- What to work on -
Pictures do not belong in the copy; quote every entry below exactly.

- Items -
= = = =
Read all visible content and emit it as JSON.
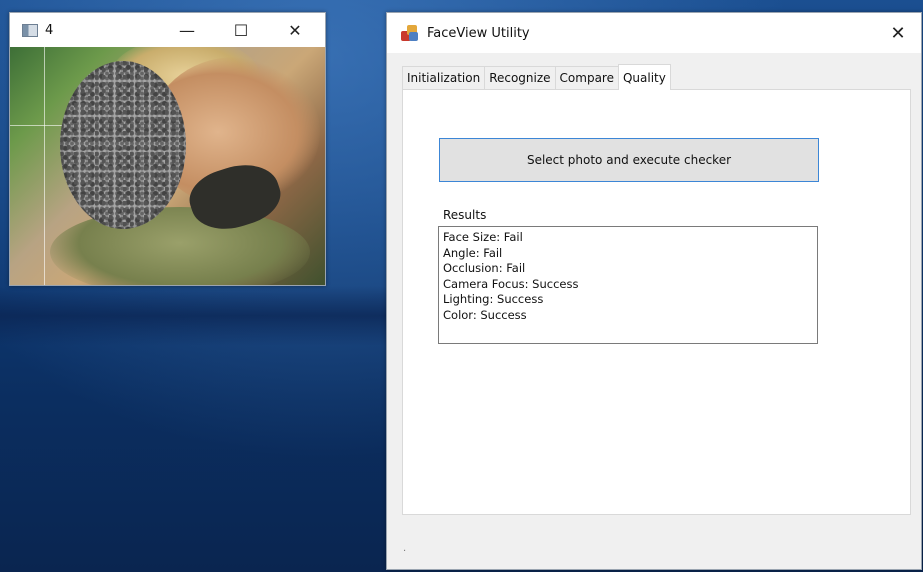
{
  "image_window": {
    "title": "4",
    "minimize_glyph": "—",
    "maximize_glyph": "☐",
    "close_glyph": "✕"
  },
  "faceview_window": {
    "title": "FaceView Utility",
    "close_glyph": "✕",
    "tabs": [
      {
        "label": "Initialization",
        "active": false
      },
      {
        "label": "Recognize",
        "active": false
      },
      {
        "label": "Compare",
        "active": false
      },
      {
        "label": "Quality",
        "active": true
      }
    ],
    "quality": {
      "execute_button_label": "Select photo and execute checker",
      "results_label": "Results",
      "results": [
        "Face Size: Fail",
        "Angle: Fail",
        "Occlusion: Fail",
        "Camera Focus: Success",
        "Lighting: Success",
        "Color: Success"
      ]
    },
    "status_text": "."
  },
  "colors": {
    "desktop_blue": "#0f3c78",
    "button_focus_border": "#3c86d6"
  }
}
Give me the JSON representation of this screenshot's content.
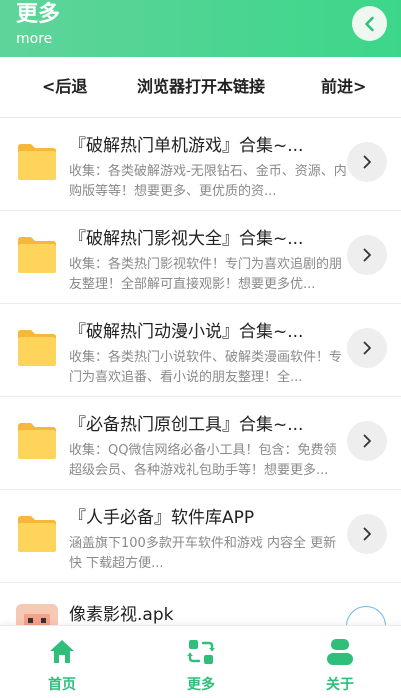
{
  "header": {
    "title": "更多",
    "subtitle": "more",
    "back_icon": "chevron-left-icon"
  },
  "navbar": {
    "back_label": "<后退",
    "open_label": "浏览器打开本链接",
    "forward_label": "前进>"
  },
  "items": [
    {
      "name": "『破解热门单机游戏』合集~...",
      "desc": "收集：各类破解游戏-无限钻石、金币、资源、内购版等等！想要更多、更优质的资..."
    },
    {
      "name": "『破解热门影视大全』合集~...",
      "desc": "收集：各类热门影视软件！专门为喜欢追剧的朋友整理！全部解可直接观影！想要更多优..."
    },
    {
      "name": "『破解热门动漫小说』合集~...",
      "desc": "收集：各类热门小说软件、破解类漫画软件！专门为喜欢追番、看小说的朋友整理！全..."
    },
    {
      "name": "『必备热门原创工具』合集~...",
      "desc": "收集：QQ微信网络必备小工具！包含：免费领超级会员、各种游戏礼包助手等！想要更多..."
    },
    {
      "name": "『人手必备』软件库APP",
      "desc": "涵盖旗下100多款开车软件和游戏 内容全 更新快 下载超方便..."
    }
  ],
  "partial_item": {
    "name": "像素影视.apk"
  },
  "tabs": [
    {
      "label": "首页",
      "icon": "home-icon"
    },
    {
      "label": "更多",
      "icon": "refresh-swap-icon"
    },
    {
      "label": "关于",
      "icon": "user-icon"
    }
  ],
  "colors": {
    "accent": "#2fbf7a",
    "header_gradient_start": "#5fd49a",
    "folder": "#ffd45a"
  }
}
= = = =
- Task response -
Read all visible content and emit it as JSON.
{
  "image_window": {
    "title": "4",
    "minimize_glyph": "—",
    "maximize_glyph": "☐",
    "close_glyph": "✕"
  },
  "faceview_window": {
    "title": "FaceView Utility",
    "close_glyph": "✕",
    "tabs": [
      {
        "label": "Initialization",
        "active": false
      },
      {
        "label": "Recognize",
        "active": false
      },
      {
        "label": "Compare",
        "active": false
      },
      {
        "label": "Quality",
        "active": true
      }
    ],
    "quality": {
      "execute_button_label": "Select photo and execute checker",
      "results_label": "Results",
      "results": [
        "Face Size: Fail",
        "Angle: Fail",
        "Occlusion: Fail",
        "Camera Focus: Success",
        "Lighting: Success",
        "Color: Success"
      ]
    },
    "status_text": "."
  },
  "colors": {
    "desktop_blue": "#0f3c78",
    "button_focus_border": "#3c86d6"
  }
}
Give me the JSON representation of this screenshot's content.
{
  "header": {
    "title": "更多",
    "subtitle": "more",
    "back_icon": "chevron-left-icon"
  },
  "navbar": {
    "back_label": "<后退",
    "open_label": "浏览器打开本链接",
    "forward_label": "前进>"
  },
  "items": [
    {
      "name": "『破解热门单机游戏』合集~...",
      "desc": "收集：各类破解游戏-无限钻石、金币、资源、内购版等等！想要更多、更优质的资..."
    },
    {
      "name": "『破解热门影视大全』合集~...",
      "desc": "收集：各类热门影视软件！专门为喜欢追剧的朋友整理！全部解可直接观影！想要更多优..."
    },
    {
      "name": "『破解热门动漫小说』合集~...",
      "desc": "收集：各类热门小说软件、破解类漫画软件！专门为喜欢追番、看小说的朋友整理！全..."
    },
    {
      "name": "『必备热门原创工具』合集~...",
      "desc": "收集：QQ微信网络必备小工具！包含：免费领超级会员、各种游戏礼包助手等！想要更多..."
    },
    {
      "name": "『人手必备』软件库APP",
      "desc": "涵盖旗下100多款开车软件和游戏 内容全 更新快 下载超方便..."
    }
  ],
  "partial_item": {
    "name": "像素影视.apk"
  },
  "tabs": [
    {
      "label": "首页",
      "icon": "home-icon"
    },
    {
      "label": "更多",
      "icon": "refresh-swap-icon"
    },
    {
      "label": "关于",
      "icon": "user-icon"
    }
  ],
  "colors": {
    "accent": "#2fbf7a",
    "header_gradient_start": "#5fd49a",
    "folder": "#ffd45a"
  }
}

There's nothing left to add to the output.